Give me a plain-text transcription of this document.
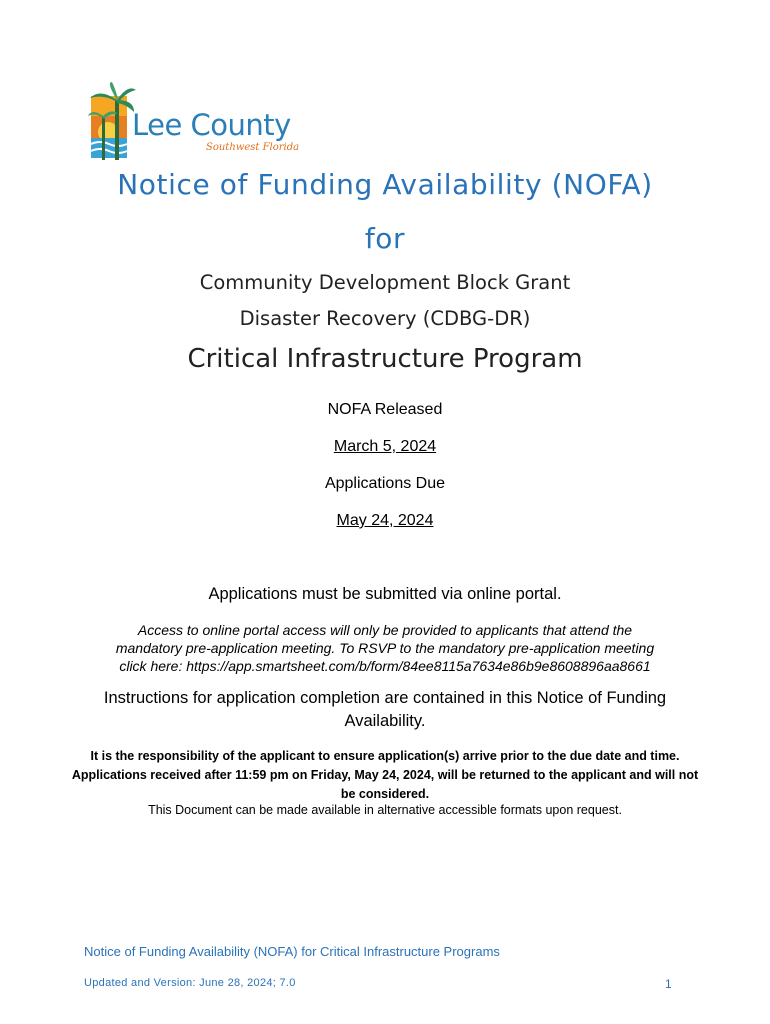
Lee County
Southwest Florida
Notice of Funding Availability (NOFA)
for
Community Development Block Grant
Disaster Recovery (CDBG-DR)
Critical Infrastructure Program
NOFA Released
March 5, 2024
Applications Due
May 24, 2024
Applications must be submitted via online portal.
Access to online portal access will only be provided to applicants that attend the
mandatory pre-application meeting. To RSVP to the mandatory pre-application meeting
click here: https://app.smartsheet.com/b/form/84ee8115a7634e86b9e8608896aa8661
Instructions for application completion are contained in this Notice of Funding Availability.
It is the responsibility of the applicant to ensure application(s) arrive prior to the due date and time. Applications received after 11:59 pm on Friday, May 24, 2024, will be returned to the applicant and will not be considered.
This Document can be made available in alternative accessible formats upon request.
Notice of Funding Availability (NOFA) for Critical Infrastructure Programs
Updated and Version: June 28, 2024; 7.0	1
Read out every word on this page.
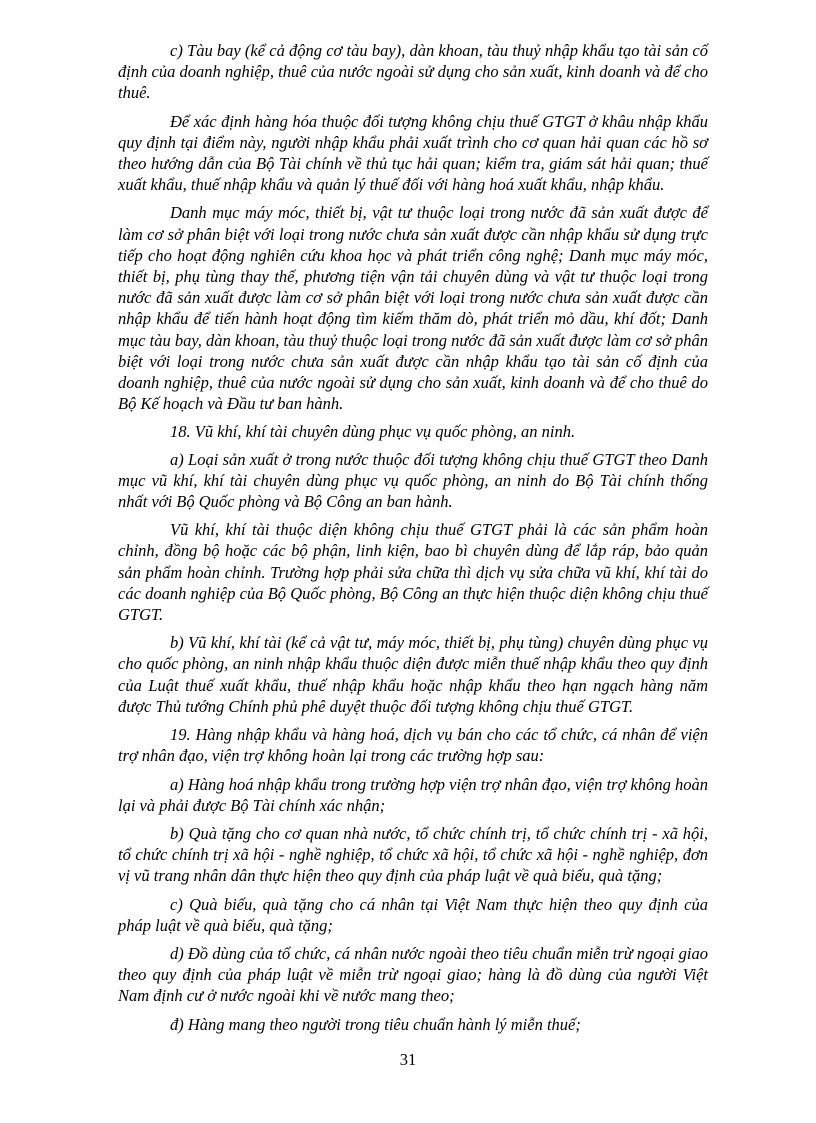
c) Tàu bay (kể cả động cơ tàu bay), dàn khoan, tàu thuỷ nhập khẩu tạo tài sản cố định của doanh nghiệp, thuê của nước ngoài sử dụng cho sản xuất, kinh doanh và để cho thuê.

Để xác định hàng hóa thuộc đối tượng không chịu thuế GTGT ở khâu nhập khẩu quy định tại điểm này, người nhập khẩu phải xuất trình cho cơ quan hải quan các hồ sơ theo hướng dẫn của Bộ Tài chính về thủ tục hải quan; kiểm tra, giám sát hải quan; thuế xuất khẩu, thuế nhập khẩu và quản lý thuế đối với hàng hoá xuất khẩu, nhập khẩu.

Danh mục máy móc, thiết bị, vật tư thuộc loại trong nước đã sản xuất được để làm cơ sở phân biệt với loại trong nước chưa sản xuất được cần nhập khẩu sử dụng trực tiếp cho hoạt động nghiên cứu khoa học và phát triển công nghệ; Danh mục máy móc, thiết bị, phụ tùng thay thế, phương tiện vận tải chuyên dùng và vật tư thuộc loại trong nước đã sản xuất được làm cơ sở phân biệt với loại trong nước chưa sản xuất được cần nhập khẩu để tiến hành hoạt động tìm kiếm thăm dò, phát triển mỏ dầu, khí đốt; Danh mục tàu bay, dàn khoan, tàu thuỷ thuộc loại trong nước đã sản xuất được làm cơ sở phân biệt với loại trong nước chưa sản xuất được cần nhập khẩu tạo tài sản cố định của doanh nghiệp, thuê của nước ngoài sử dụng cho sản xuất, kinh doanh và để cho thuê do Bộ Kế hoạch và Đầu tư ban hành.

18. Vũ khí, khí tài chuyên dùng phục vụ quốc phòng, an ninh.

a) Loại sản xuất ở trong nước thuộc đối tượng không chịu thuế GTGT theo Danh mục vũ khí, khí tài chuyên dùng phục vụ quốc phòng, an ninh do Bộ Tài chính thống nhất với Bộ Quốc phòng và Bộ Công an ban hành.

Vũ khí, khí tài thuộc diện không chịu thuế GTGT phải là các sản phẩm hoàn chỉnh, đồng bộ hoặc các bộ phận, linh kiện, bao bì chuyên dùng để lắp ráp, bảo quản sản phẩm hoàn chỉnh. Trường hợp phải sửa chữa thì dịch vụ sửa chữa vũ khí, khí tài do các doanh nghiệp của Bộ Quốc phòng, Bộ Công an thực hiện thuộc diện không chịu thuế GTGT.

b) Vũ khí, khí tài (kể cả vật tư, máy móc, thiết bị, phụ tùng) chuyên dùng phục vụ cho quốc phòng, an ninh nhập khẩu thuộc diện được miễn thuế nhập khẩu theo quy định của Luật thuế xuất khẩu, thuế nhập khẩu hoặc nhập khẩu theo hạn ngạch hàng năm được Thủ tướng Chính phủ phê duyệt thuộc đối tượng không chịu thuế GTGT.

19. Hàng nhập khẩu và hàng hoá, dịch vụ bán cho các tổ chức, cá nhân để viện trợ nhân đạo, viện trợ không hoàn lại trong các trường hợp sau:

a) Hàng hoá nhập khẩu trong trường hợp viện trợ nhân đạo, viện trợ không hoàn lại và phải được Bộ Tài chính xác nhận;

b) Quà tặng cho cơ quan nhà nước, tổ chức chính trị, tổ chức chính trị - xã hội, tổ chức chính trị xã hội - nghề nghiệp, tổ chức xã hội, tổ chức xã hội - nghề nghiệp, đơn vị vũ trang nhân dân thực hiện theo quy định của pháp luật về quà biếu, quà tặng;

c) Quà biếu, quà tặng cho cá nhân tại Việt Nam thực hiện theo quy định của pháp luật về quà biếu, quà tặng;

d) Đồ dùng của tổ chức, cá nhân nước ngoài theo tiêu chuẩn miễn trừ ngoại giao theo quy định của pháp luật về miễn trừ ngoại giao; hàng là đồ dùng của người Việt Nam định cư ở nước ngoài khi về nước mang theo;

đ) Hàng mang theo người trong tiêu chuẩn hành lý miễn thuế;

31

-- Job --
Leave out the pictures and give the listing above again exactly.

-- Task solution --
Give me a plain-text transcription of this document.
Lee County
Southwest Florida
Notice of Funding Availability (NOFA)
for
Community Development Block Grant
Disaster Recovery (CDBG-DR)
Critical Infrastructure Program
NOFA Released
March 5, 2024
Applications Due
May 24, 2024
Applications must be submitted via online portal.
Access to online portal access will only be provided to applicants that attend the
mandatory pre-application meeting. To RSVP to the mandatory pre-application meeting
click here: https://app.smartsheet.com/b/form/84ee8115a7634e86b9e8608896aa8661
Instructions for application completion are contained in this Notice of Funding Availability.
It is the responsibility of the applicant to ensure application(s) arrive prior to the due date and time. Applications received after 11:59 pm on Friday, May 24, 2024, will be returned to the applicant and will not be considered.
This Document can be made available in alternative accessible formats upon request.
Notice of Funding Availability (NOFA) for Critical Infrastructure Programs
Updated and Version: June 28, 2024; 7.0	1
Read out every word on this page.
c) Tàu bay (kể cả động cơ tàu bay), dàn khoan, tàu thuỷ nhập khẩu tạo tài sản cố định của doanh nghiệp, thuê của nước ngoài sử dụng cho sản xuất, kinh doanh và để cho thuê.

Để xác định hàng hóa thuộc đối tượng không chịu thuế GTGT ở khâu nhập khẩu quy định tại điểm này, người nhập khẩu phải xuất trình cho cơ quan hải quan các hồ sơ theo hướng dẫn của Bộ Tài chính về thủ tục hải quan; kiểm tra, giám sát hải quan; thuế xuất khẩu, thuế nhập khẩu và quản lý thuế đối với hàng hoá xuất khẩu, nhập khẩu.

Danh mục máy móc, thiết bị, vật tư thuộc loại trong nước đã sản xuất được để làm cơ sở phân biệt với loại trong nước chưa sản xuất được cần nhập khẩu sử dụng trực tiếp cho hoạt động nghiên cứu khoa học và phát triển công nghệ; Danh mục máy móc, thiết bị, phụ tùng thay thế, phương tiện vận tải chuyên dùng và vật tư thuộc loại trong nước đã sản xuất được làm cơ sở phân biệt với loại trong nước chưa sản xuất được cần nhập khẩu để tiến hành hoạt động tìm kiếm thăm dò, phát triển mỏ dầu, khí đốt; Danh mục tàu bay, dàn khoan, tàu thuỷ thuộc loại trong nước đã sản xuất được làm cơ sở phân biệt với loại trong nước chưa sản xuất được cần nhập khẩu tạo tài sản cố định của doanh nghiệp, thuê của nước ngoài sử dụng cho sản xuất, kinh doanh và để cho thuê do Bộ Kế hoạch và Đầu tư ban hành.

18. Vũ khí, khí tài chuyên dùng phục vụ quốc phòng, an ninh.

a) Loại sản xuất ở trong nước thuộc đối tượng không chịu thuế GTGT theo Danh mục vũ khí, khí tài chuyên dùng phục vụ quốc phòng, an ninh do Bộ Tài chính thống nhất với Bộ Quốc phòng và Bộ Công an ban hành.

Vũ khí, khí tài thuộc diện không chịu thuế GTGT phải là các sản phẩm hoàn chỉnh, đồng bộ hoặc các bộ phận, linh kiện, bao bì chuyên dùng để lắp ráp, bảo quản sản phẩm hoàn chỉnh. Trường hợp phải sửa chữa thì dịch vụ sửa chữa vũ khí, khí tài do các doanh nghiệp của Bộ Quốc phòng, Bộ Công an thực hiện thuộc diện không chịu thuế GTGT.

b) Vũ khí, khí tài (kể cả vật tư, máy móc, thiết bị, phụ tùng) chuyên dùng phục vụ cho quốc phòng, an ninh nhập khẩu thuộc diện được miễn thuế nhập khẩu theo quy định của Luật thuế xuất khẩu, thuế nhập khẩu hoặc nhập khẩu theo hạn ngạch hàng năm được Thủ tướng Chính phủ phê duyệt thuộc đối tượng không chịu thuế GTGT.

19. Hàng nhập khẩu và hàng hoá, dịch vụ bán cho các tổ chức, cá nhân để viện trợ nhân đạo, viện trợ không hoàn lại trong các trường hợp sau:

a) Hàng hoá nhập khẩu trong trường hợp viện trợ nhân đạo, viện trợ không hoàn lại và phải được Bộ Tài chính xác nhận;

b) Quà tặng cho cơ quan nhà nước, tổ chức chính trị, tổ chức chính trị - xã hội, tổ chức chính trị xã hội - nghề nghiệp, tổ chức xã hội, tổ chức xã hội - nghề nghiệp, đơn vị vũ trang nhân dân thực hiện theo quy định của pháp luật về quà biếu, quà tặng;

c) Quà biếu, quà tặng cho cá nhân tại Việt Nam thực hiện theo quy định của pháp luật về quà biếu, quà tặng;

d) Đồ dùng của tổ chức, cá nhân nước ngoài theo tiêu chuẩn miễn trừ ngoại giao theo quy định của pháp luật về miễn trừ ngoại giao; hàng là đồ dùng của người Việt Nam định cư ở nước ngoài khi về nước mang theo;

đ) Hàng mang theo người trong tiêu chuẩn hành lý miễn thuế;

31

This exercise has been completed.